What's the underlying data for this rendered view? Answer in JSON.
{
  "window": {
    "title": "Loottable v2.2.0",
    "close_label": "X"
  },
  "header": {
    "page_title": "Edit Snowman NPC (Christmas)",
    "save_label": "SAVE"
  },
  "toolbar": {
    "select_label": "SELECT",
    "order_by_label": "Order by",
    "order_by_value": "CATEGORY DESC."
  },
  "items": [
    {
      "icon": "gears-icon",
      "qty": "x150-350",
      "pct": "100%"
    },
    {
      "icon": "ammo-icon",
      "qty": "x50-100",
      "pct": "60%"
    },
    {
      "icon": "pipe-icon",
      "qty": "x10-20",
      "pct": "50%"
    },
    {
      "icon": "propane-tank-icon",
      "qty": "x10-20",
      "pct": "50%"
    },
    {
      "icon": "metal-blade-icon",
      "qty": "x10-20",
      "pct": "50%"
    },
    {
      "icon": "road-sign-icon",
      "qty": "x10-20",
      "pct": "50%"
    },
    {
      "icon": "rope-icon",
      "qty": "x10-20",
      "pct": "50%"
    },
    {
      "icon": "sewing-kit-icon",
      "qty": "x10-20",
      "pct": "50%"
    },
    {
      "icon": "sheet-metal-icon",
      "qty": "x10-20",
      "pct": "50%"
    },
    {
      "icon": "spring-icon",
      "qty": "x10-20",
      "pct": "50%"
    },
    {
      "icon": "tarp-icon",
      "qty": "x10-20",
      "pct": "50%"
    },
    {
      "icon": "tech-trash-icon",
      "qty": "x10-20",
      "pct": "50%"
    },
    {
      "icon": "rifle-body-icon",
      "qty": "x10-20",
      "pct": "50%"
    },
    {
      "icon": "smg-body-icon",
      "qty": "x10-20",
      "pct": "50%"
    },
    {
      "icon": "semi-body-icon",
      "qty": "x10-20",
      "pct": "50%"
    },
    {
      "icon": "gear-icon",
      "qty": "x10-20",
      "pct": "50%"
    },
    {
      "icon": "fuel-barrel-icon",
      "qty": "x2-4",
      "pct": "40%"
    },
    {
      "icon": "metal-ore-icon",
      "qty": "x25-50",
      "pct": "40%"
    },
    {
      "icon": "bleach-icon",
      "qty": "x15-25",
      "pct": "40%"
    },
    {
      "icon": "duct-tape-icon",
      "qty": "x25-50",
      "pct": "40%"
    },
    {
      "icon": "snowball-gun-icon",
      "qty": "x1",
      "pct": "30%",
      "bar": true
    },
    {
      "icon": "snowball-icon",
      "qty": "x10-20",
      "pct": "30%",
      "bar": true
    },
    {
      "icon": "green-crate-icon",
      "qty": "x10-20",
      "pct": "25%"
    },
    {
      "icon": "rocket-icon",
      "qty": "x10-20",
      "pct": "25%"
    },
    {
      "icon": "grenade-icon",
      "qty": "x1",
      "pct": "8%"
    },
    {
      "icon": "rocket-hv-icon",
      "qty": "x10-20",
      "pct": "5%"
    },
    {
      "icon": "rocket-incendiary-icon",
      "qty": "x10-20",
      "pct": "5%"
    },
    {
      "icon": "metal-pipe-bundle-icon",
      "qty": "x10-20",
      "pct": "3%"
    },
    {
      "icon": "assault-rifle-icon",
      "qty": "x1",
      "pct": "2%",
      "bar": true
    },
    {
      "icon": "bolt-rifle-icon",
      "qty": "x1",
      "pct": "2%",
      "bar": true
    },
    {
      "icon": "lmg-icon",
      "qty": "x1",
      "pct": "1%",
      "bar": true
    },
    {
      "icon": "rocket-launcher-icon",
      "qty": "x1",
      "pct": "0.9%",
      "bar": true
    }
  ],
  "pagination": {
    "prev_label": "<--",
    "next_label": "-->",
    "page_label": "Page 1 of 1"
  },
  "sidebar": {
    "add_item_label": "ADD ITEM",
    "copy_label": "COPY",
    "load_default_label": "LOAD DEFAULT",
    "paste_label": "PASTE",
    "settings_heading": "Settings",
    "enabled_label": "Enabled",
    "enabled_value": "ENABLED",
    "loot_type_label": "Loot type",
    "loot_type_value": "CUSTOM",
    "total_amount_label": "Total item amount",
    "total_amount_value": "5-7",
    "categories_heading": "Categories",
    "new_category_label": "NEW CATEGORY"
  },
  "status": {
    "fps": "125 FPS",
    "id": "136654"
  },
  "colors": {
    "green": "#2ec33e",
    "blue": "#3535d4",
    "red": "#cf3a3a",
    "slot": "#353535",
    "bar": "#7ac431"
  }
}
++++++++++++++++++++
# What you have to do
Scan the listing above for the word "rocket" and copy every line that holds it.

# The answer
      "icon": "rocket-icon",
      "icon": "rocket-hv-icon",
      "icon": "rocket-incendiary-icon",
      "icon": "rocket-launcher-icon",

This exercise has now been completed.